Task goal –
Each entry must be given again exactly as it appears, with images excluded.

Dataset excerpts –
________________________________________

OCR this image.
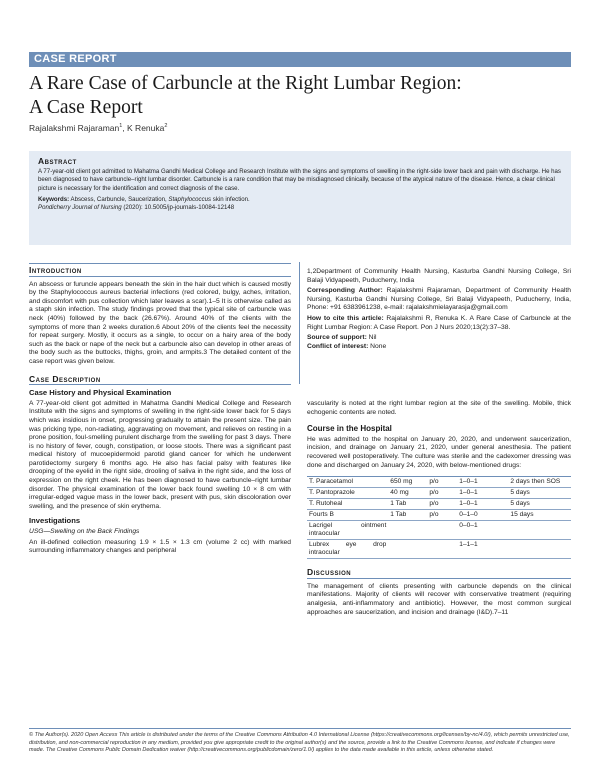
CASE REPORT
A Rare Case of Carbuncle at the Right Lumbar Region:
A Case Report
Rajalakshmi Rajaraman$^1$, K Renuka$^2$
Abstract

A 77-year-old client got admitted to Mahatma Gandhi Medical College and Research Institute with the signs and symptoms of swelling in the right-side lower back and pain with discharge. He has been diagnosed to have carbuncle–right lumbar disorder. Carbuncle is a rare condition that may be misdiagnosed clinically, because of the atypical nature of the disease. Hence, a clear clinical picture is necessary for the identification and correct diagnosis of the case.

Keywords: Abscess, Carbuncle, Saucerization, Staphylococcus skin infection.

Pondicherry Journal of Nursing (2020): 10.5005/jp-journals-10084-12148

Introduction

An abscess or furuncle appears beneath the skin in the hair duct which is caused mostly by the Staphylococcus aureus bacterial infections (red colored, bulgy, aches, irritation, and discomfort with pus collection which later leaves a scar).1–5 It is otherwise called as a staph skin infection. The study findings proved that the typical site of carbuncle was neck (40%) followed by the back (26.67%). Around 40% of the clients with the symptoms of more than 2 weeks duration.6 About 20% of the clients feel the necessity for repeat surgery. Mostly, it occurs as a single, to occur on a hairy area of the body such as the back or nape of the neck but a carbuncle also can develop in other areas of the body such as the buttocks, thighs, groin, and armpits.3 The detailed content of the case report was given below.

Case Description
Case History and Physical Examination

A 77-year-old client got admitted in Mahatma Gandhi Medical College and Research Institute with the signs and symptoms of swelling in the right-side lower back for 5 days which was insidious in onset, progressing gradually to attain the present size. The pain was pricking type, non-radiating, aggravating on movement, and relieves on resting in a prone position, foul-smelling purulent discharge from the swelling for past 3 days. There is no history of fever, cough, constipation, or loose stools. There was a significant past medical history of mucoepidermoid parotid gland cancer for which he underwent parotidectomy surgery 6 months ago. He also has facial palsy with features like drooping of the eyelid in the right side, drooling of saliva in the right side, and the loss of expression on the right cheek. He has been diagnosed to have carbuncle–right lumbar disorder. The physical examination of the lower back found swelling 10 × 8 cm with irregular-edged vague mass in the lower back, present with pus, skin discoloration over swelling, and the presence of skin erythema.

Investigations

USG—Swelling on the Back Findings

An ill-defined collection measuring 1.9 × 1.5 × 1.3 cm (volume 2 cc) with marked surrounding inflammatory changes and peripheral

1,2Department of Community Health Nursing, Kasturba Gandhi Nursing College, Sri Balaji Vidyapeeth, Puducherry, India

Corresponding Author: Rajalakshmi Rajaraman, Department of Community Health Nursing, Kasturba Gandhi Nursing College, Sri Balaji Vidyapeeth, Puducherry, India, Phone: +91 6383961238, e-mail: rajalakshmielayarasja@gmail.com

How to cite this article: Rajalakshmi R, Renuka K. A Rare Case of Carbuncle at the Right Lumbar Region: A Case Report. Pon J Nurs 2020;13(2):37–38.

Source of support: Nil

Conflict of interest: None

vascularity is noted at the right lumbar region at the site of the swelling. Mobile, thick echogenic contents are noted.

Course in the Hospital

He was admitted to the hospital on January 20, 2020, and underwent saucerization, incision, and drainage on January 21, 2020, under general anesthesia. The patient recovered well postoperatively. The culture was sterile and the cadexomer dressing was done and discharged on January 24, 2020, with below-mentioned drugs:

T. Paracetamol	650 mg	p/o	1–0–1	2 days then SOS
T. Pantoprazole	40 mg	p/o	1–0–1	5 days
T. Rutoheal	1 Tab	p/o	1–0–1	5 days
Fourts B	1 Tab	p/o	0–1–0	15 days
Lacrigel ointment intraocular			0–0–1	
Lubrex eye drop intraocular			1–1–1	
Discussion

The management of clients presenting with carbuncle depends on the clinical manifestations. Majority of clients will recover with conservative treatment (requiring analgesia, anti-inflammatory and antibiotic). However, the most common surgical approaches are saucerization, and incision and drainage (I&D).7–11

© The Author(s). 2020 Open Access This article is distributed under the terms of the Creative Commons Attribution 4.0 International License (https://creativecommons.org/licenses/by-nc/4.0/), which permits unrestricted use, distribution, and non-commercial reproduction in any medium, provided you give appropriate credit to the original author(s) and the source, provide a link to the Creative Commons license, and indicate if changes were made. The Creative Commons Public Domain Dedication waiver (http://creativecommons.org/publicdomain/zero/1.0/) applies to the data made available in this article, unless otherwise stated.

________________________________________

Solution to the problem –
OCR this image.
CASE REPORT
A Rare Case of Carbuncle at the Right Lumbar Region:
A Case Report
Rajalakshmi Rajaraman$^1$, K Renuka$^2$
Abstract

A 77-year-old client got admitted to Mahatma Gandhi Medical College and Research Institute with the signs and symptoms of swelling in the right-side lower back and pain with discharge. He has been diagnosed to have carbuncle–right lumbar disorder. Carbuncle is a rare condition that may be misdiagnosed clinically, because of the atypical nature of the disease. Hence, a clear clinical picture is necessary for the identification and correct diagnosis of the case.

Keywords: Abscess, Carbuncle, Saucerization, Staphylococcus skin infection.

Pondicherry Journal of Nursing (2020): 10.5005/jp-journals-10084-12148

Introduction

An abscess or furuncle appears beneath the skin in the hair duct which is caused mostly by the Staphylococcus aureus bacterial infections (red colored, bulgy, aches, irritation, and discomfort with pus collection which later leaves a scar).1–5 It is otherwise called as a staph skin infection. The study findings proved that the typical site of carbuncle was neck (40%) followed by the back (26.67%). Around 40% of the clients with the symptoms of more than 2 weeks duration.6 About 20% of the clients feel the necessity for repeat surgery. Mostly, it occurs as a single, to occur on a hairy area of the body such as the back or nape of the neck but a carbuncle also can develop in other areas of the body such as the buttocks, thighs, groin, and armpits.3 The detailed content of the case report was given below.

Case Description
Case History and Physical Examination

A 77-year-old client got admitted in Mahatma Gandhi Medical College and Research Institute with the signs and symptoms of swelling in the right-side lower back for 5 days which was insidious in onset, progressing gradually to attain the present size. The pain was pricking type, non-radiating, aggravating on movement, and relieves on resting in a prone position, foul-smelling purulent discharge from the swelling for past 3 days. There is no history of fever, cough, constipation, or loose stools. There was a significant past medical history of mucoepidermoid parotid gland cancer for which he underwent parotidectomy surgery 6 months ago. He also has facial palsy with features like drooping of the eyelid in the right side, drooling of saliva in the right side, and the loss of expression on the right cheek. He has been diagnosed to have carbuncle–right lumbar disorder. The physical examination of the lower back found swelling 10 × 8 cm with irregular-edged vague mass in the lower back, present with pus, skin discoloration over swelling, and the presence of skin erythema.

Investigations

USG—Swelling on the Back Findings

An ill-defined collection measuring 1.9 × 1.5 × 1.3 cm (volume 2 cc) with marked surrounding inflammatory changes and peripheral

1,2Department of Community Health Nursing, Kasturba Gandhi Nursing College, Sri Balaji Vidyapeeth, Puducherry, India

Corresponding Author: Rajalakshmi Rajaraman, Department of Community Health Nursing, Kasturba Gandhi Nursing College, Sri Balaji Vidyapeeth, Puducherry, India, Phone: +91 6383961238, e-mail: rajalakshmielayarasja@gmail.com

How to cite this article: Rajalakshmi R, Renuka K. A Rare Case of Carbuncle at the Right Lumbar Region: A Case Report. Pon J Nurs 2020;13(2):37–38.

Source of support: Nil

Conflict of interest: None

vascularity is noted at the right lumbar region at the site of the swelling. Mobile, thick echogenic contents are noted.

Course in the Hospital

He was admitted to the hospital on January 20, 2020, and underwent saucerization, incision, and drainage on January 21, 2020, under general anesthesia. The patient recovered well postoperatively. The culture was sterile and the cadexomer dressing was done and discharged on January 24, 2020, with below-mentioned drugs:

T. Paracetamol	650 mg	p/o	1–0–1	2 days then SOS
T. Pantoprazole	40 mg	p/o	1–0–1	5 days
T. Rutoheal	1 Tab	p/o	1–0–1	5 days
Fourts B	1 Tab	p/o	0–1–0	15 days
Lacrigel ointment intraocular			0–0–1	
Lubrex eye drop intraocular			1–1–1	
Discussion

The management of clients presenting with carbuncle depends on the clinical manifestations. Majority of clients will recover with conservative treatment (requiring analgesia, anti-inflammatory and antibiotic). However, the most common surgical approaches are saucerization, and incision and drainage (I&D).7–11

© The Author(s). 2020 Open Access This article is distributed under the terms of the Creative Commons Attribution 4.0 International License (https://creativecommons.org/licenses/by-nc/4.0/), which permits unrestricted use, distribution, and non-commercial reproduction in any medium, provided you give appropriate credit to the original author(s) and the source, provide a link to the Creative Commons license, and indicate if changes were made. The Creative Commons Public Domain Dedication waiver (http://creativecommons.org/publicdomain/zero/1.0/) applies to the data made available in this article, unless otherwise stated.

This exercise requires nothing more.